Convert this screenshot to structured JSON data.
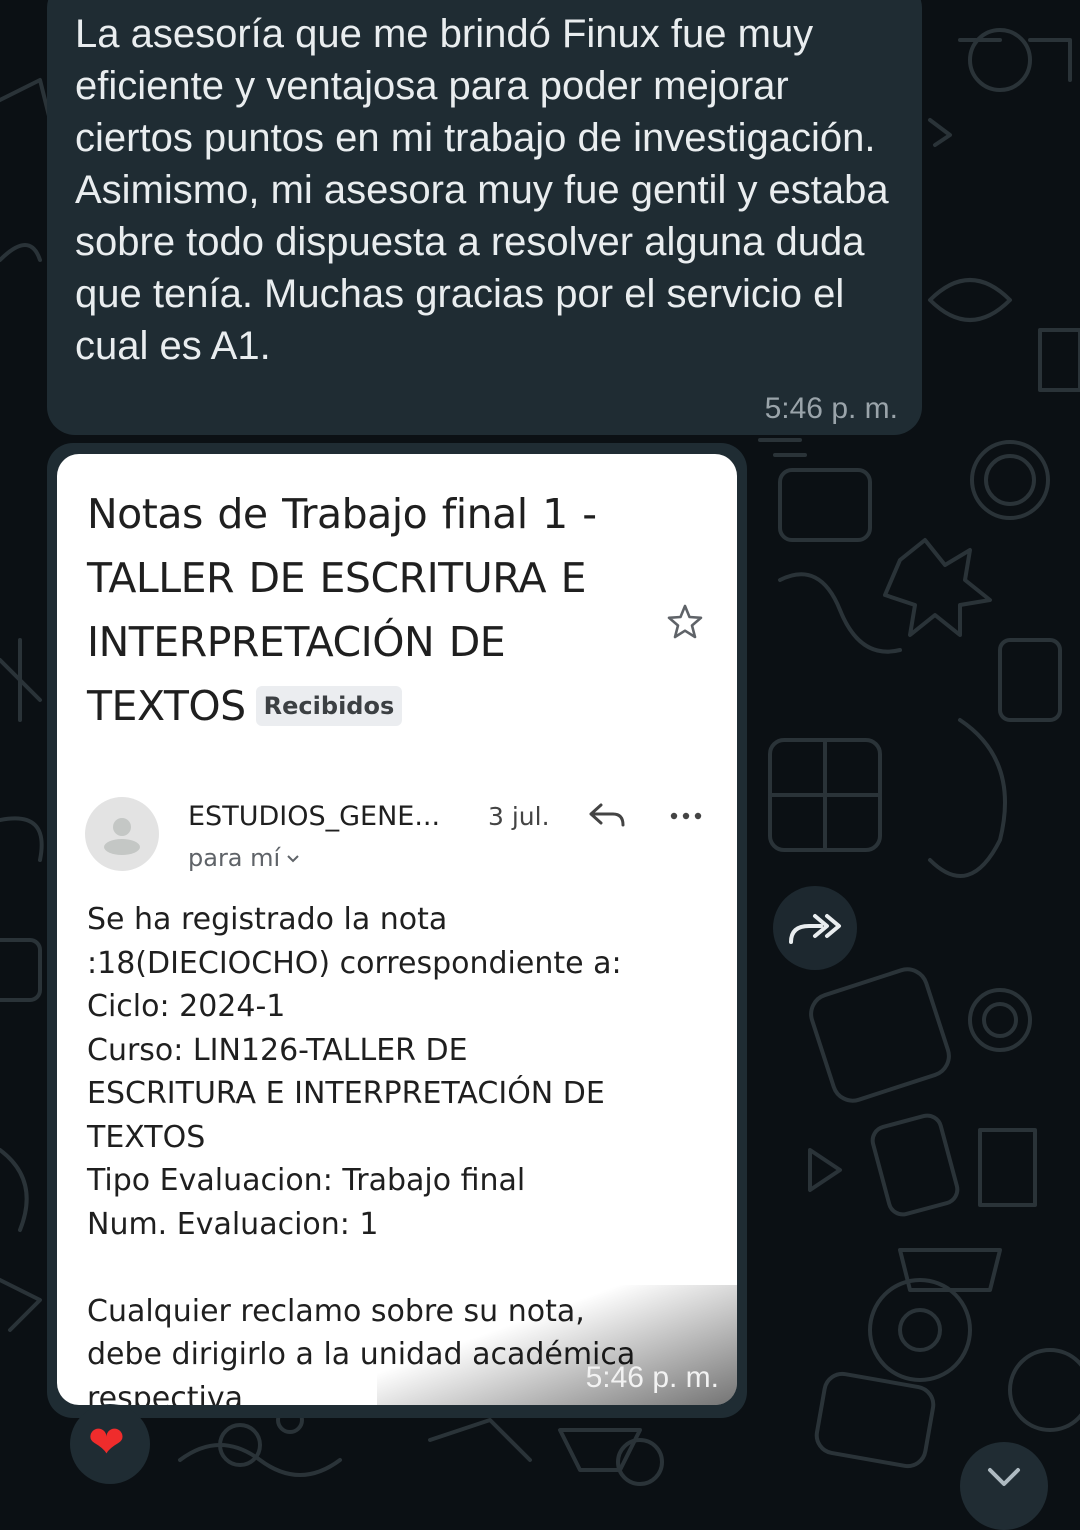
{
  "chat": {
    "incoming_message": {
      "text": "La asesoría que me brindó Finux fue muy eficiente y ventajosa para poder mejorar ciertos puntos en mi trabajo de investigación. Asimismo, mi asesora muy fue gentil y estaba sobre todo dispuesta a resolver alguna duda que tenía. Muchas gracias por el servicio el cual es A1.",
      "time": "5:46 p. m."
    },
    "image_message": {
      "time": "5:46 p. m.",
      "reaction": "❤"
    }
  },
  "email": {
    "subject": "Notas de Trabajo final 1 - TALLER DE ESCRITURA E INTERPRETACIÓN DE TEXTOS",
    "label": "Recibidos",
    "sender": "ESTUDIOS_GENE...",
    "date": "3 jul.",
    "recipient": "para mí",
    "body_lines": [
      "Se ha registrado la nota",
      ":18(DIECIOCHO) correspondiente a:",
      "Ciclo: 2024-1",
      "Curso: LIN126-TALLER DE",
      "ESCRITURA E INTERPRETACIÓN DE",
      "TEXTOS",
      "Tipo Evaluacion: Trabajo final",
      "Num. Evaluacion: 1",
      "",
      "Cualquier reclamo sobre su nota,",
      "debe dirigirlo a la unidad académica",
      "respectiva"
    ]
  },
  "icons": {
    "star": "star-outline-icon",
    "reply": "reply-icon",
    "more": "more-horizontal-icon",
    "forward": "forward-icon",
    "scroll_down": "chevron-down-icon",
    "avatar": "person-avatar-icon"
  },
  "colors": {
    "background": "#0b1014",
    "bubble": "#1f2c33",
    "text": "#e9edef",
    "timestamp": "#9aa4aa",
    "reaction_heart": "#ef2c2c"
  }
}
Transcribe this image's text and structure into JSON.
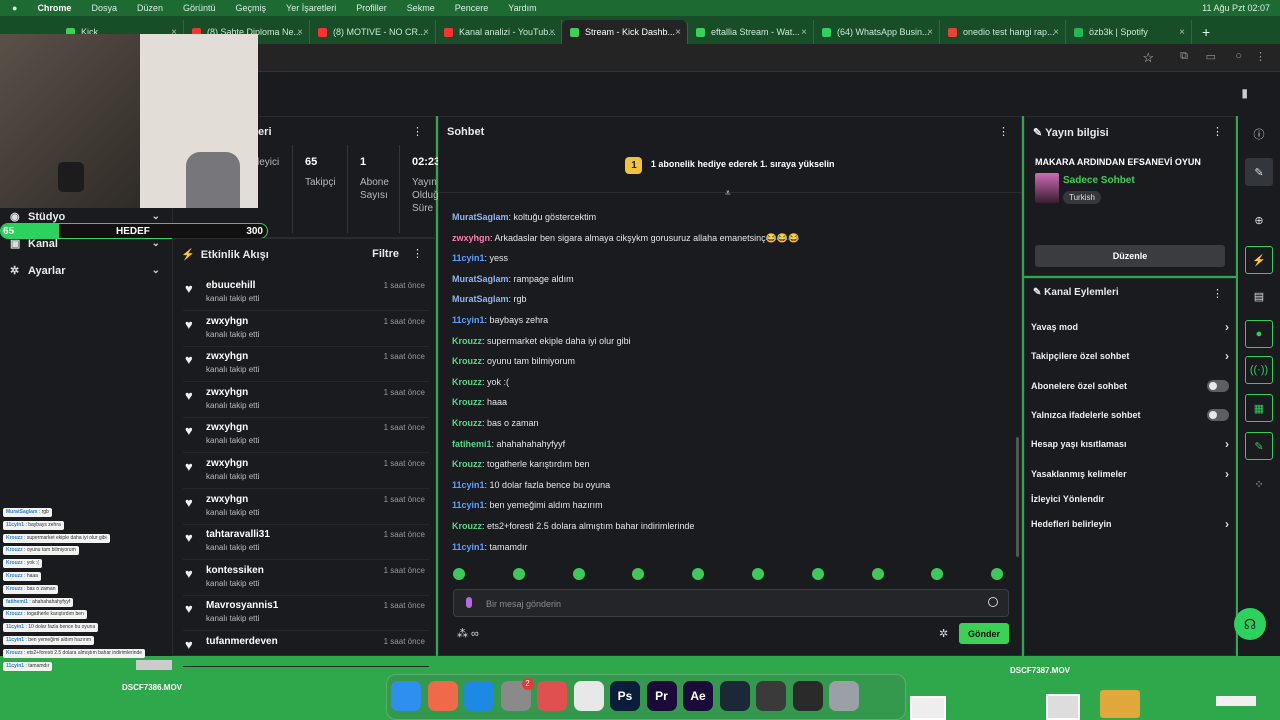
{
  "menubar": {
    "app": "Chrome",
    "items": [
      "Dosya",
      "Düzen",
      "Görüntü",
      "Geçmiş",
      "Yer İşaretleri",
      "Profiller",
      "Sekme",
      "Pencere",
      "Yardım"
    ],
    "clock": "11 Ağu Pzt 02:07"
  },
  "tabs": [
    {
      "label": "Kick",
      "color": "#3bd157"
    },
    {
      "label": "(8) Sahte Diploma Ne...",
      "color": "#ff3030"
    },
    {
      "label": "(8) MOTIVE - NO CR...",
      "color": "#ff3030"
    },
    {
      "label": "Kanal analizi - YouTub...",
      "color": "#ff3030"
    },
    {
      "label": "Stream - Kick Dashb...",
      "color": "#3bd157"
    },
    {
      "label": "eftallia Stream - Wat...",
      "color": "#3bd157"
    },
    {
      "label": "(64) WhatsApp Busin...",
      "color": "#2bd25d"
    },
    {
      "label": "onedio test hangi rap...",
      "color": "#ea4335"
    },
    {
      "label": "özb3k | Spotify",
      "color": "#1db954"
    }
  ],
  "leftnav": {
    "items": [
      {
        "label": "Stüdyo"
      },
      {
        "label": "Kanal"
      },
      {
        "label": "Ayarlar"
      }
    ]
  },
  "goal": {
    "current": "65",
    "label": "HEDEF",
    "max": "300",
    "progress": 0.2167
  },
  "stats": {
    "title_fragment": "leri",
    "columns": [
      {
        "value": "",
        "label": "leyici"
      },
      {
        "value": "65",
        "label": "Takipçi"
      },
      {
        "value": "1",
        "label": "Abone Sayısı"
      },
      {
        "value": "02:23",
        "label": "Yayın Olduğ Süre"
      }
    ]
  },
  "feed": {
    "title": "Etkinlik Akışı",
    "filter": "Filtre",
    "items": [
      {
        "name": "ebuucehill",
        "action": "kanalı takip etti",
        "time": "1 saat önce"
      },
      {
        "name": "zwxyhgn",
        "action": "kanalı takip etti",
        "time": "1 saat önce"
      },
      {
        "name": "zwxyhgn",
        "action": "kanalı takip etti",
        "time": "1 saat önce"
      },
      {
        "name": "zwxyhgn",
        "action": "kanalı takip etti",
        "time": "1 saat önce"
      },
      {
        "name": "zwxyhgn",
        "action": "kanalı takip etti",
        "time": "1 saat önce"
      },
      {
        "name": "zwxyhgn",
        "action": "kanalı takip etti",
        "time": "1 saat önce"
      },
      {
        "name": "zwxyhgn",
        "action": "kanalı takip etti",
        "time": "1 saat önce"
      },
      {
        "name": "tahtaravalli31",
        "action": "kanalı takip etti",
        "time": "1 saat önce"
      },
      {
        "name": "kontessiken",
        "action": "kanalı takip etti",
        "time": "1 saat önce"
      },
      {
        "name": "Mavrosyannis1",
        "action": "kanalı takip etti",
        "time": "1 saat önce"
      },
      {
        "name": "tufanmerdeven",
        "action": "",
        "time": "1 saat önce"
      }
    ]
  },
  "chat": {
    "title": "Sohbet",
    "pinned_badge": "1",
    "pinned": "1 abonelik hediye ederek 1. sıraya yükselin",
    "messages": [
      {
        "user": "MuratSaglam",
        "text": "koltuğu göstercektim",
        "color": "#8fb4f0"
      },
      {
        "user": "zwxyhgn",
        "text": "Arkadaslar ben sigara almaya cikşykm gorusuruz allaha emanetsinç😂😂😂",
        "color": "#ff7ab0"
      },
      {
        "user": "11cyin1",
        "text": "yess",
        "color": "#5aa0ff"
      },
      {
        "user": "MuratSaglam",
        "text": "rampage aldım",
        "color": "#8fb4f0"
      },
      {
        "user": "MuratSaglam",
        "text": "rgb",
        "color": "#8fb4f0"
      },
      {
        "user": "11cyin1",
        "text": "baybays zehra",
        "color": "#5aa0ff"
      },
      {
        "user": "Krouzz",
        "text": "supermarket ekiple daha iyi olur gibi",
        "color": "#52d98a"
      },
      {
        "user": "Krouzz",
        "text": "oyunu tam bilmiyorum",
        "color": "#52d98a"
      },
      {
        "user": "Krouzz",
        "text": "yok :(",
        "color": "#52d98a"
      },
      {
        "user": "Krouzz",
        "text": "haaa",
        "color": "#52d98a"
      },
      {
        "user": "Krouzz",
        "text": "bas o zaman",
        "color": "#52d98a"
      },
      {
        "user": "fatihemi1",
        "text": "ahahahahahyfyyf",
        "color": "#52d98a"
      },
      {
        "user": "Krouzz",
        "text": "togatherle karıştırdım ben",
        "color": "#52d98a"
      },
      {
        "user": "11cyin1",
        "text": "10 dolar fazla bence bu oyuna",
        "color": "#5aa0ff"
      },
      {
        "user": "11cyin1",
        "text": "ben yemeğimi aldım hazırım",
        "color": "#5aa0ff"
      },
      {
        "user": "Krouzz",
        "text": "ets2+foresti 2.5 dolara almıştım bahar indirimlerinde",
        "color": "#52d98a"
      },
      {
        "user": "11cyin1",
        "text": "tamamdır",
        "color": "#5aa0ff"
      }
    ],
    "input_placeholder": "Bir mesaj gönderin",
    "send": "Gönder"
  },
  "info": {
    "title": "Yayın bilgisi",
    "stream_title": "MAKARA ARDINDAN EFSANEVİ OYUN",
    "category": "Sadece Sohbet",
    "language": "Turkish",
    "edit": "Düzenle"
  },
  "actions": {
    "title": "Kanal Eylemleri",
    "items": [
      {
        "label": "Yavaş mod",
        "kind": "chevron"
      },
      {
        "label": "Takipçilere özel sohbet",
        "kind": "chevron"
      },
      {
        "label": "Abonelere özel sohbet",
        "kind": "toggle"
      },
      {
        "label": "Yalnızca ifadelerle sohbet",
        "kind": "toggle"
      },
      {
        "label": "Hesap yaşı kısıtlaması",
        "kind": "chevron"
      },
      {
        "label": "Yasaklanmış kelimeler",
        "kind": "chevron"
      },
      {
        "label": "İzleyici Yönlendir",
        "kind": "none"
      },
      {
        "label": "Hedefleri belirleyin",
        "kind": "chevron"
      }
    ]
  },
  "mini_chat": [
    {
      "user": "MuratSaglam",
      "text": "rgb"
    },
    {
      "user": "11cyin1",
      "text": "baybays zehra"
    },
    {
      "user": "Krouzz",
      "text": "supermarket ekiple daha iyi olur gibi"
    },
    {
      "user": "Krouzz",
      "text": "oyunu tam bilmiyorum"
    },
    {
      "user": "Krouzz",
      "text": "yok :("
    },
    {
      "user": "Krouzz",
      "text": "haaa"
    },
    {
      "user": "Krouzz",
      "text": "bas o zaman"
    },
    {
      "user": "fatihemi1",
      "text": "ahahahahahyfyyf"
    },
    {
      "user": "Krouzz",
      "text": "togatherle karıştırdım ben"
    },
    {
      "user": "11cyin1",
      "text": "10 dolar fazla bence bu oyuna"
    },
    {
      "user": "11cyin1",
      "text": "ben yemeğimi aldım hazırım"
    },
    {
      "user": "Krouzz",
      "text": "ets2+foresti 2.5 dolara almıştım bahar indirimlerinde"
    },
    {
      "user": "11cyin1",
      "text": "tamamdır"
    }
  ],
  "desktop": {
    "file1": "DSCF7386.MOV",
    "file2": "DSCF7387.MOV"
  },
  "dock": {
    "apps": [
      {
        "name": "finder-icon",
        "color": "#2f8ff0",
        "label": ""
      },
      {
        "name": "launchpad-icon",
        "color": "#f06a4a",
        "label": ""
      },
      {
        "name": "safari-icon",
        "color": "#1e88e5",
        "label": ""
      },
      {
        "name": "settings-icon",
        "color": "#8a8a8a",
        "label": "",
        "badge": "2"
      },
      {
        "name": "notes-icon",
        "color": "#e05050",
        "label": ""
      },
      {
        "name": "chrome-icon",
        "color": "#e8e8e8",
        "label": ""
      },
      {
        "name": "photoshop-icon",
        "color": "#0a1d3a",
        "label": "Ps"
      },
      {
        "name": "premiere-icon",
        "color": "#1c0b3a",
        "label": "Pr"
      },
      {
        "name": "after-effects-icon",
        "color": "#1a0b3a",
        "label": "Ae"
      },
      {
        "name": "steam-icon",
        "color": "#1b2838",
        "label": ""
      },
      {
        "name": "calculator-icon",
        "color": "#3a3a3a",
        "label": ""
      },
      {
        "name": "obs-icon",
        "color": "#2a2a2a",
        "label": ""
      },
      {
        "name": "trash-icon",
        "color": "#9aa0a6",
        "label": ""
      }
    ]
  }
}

§ §

_Aim of the exercise_. Each line holding "Evaluacion" must be found and copied.

_Task answer_.
      "Tipo Evaluacion: Trabajo final",
      "Num. Evaluacion: 1",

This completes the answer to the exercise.